Dataset records:

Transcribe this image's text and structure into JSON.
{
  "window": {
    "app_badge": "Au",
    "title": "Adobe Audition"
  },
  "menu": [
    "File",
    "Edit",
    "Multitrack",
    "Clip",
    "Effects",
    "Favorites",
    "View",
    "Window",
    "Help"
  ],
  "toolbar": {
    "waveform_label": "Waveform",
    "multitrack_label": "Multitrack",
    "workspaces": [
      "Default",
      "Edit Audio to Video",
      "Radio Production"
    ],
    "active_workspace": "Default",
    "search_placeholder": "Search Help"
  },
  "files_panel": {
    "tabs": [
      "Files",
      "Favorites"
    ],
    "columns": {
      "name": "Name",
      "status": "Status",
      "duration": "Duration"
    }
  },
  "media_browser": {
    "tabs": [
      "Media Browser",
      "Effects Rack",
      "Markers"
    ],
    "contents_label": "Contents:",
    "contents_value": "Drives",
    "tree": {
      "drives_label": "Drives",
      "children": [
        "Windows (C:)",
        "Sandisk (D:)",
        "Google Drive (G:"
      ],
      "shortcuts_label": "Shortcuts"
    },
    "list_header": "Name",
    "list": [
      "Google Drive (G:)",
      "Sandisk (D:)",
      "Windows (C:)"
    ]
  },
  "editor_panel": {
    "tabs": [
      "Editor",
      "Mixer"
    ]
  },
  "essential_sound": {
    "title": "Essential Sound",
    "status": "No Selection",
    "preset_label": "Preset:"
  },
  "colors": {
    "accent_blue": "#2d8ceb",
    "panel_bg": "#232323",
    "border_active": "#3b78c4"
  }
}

Goal of the exercise
Reproduce the material precisely, including every line.

Output
Transcribe this image's text and structure into JSON.
{
  "window": {
    "app_badge": "Au",
    "title": "Adobe Audition"
  },
  "menu": [
    "File",
    "Edit",
    "Multitrack",
    "Clip",
    "Effects",
    "Favorites",
    "View",
    "Window",
    "Help"
  ],
  "toolbar": {
    "waveform_label": "Waveform",
    "multitrack_label": "Multitrack",
    "workspaces": [
      "Default",
      "Edit Audio to Video",
      "Radio Production"
    ],
    "active_workspace": "Default",
    "search_placeholder": "Search Help"
  },
  "files_panel": {
    "tabs": [
      "Files",
      "Favorites"
    ],
    "columns": {
      "name": "Name",
      "status": "Status",
      "duration": "Duration"
    }
  },
  "media_browser": {
    "tabs": [
      "Media Browser",
      "Effects Rack",
      "Markers"
    ],
    "contents_label": "Contents:",
    "contents_value": "Drives",
    "tree": {
      "drives_label": "Drives",
      "children": [
        "Windows (C:)",
        "Sandisk (D:)",
        "Google Drive (G:"
      ],
      "shortcuts_label": "Shortcuts"
    },
    "list_header": "Name",
    "list": [
      "Google Drive (G:)",
      "Sandisk (D:)",
      "Windows (C:)"
    ]
  },
  "editor_panel": {
    "tabs": [
      "Editor",
      "Mixer"
    ]
  },
  "essential_sound": {
    "title": "Essential Sound",
    "status": "No Selection",
    "preset_label": "Preset:"
  },
  "colors": {
    "accent_blue": "#2d8ceb",
    "panel_bg": "#232323",
    "border_active": "#3b78c4"
  }
}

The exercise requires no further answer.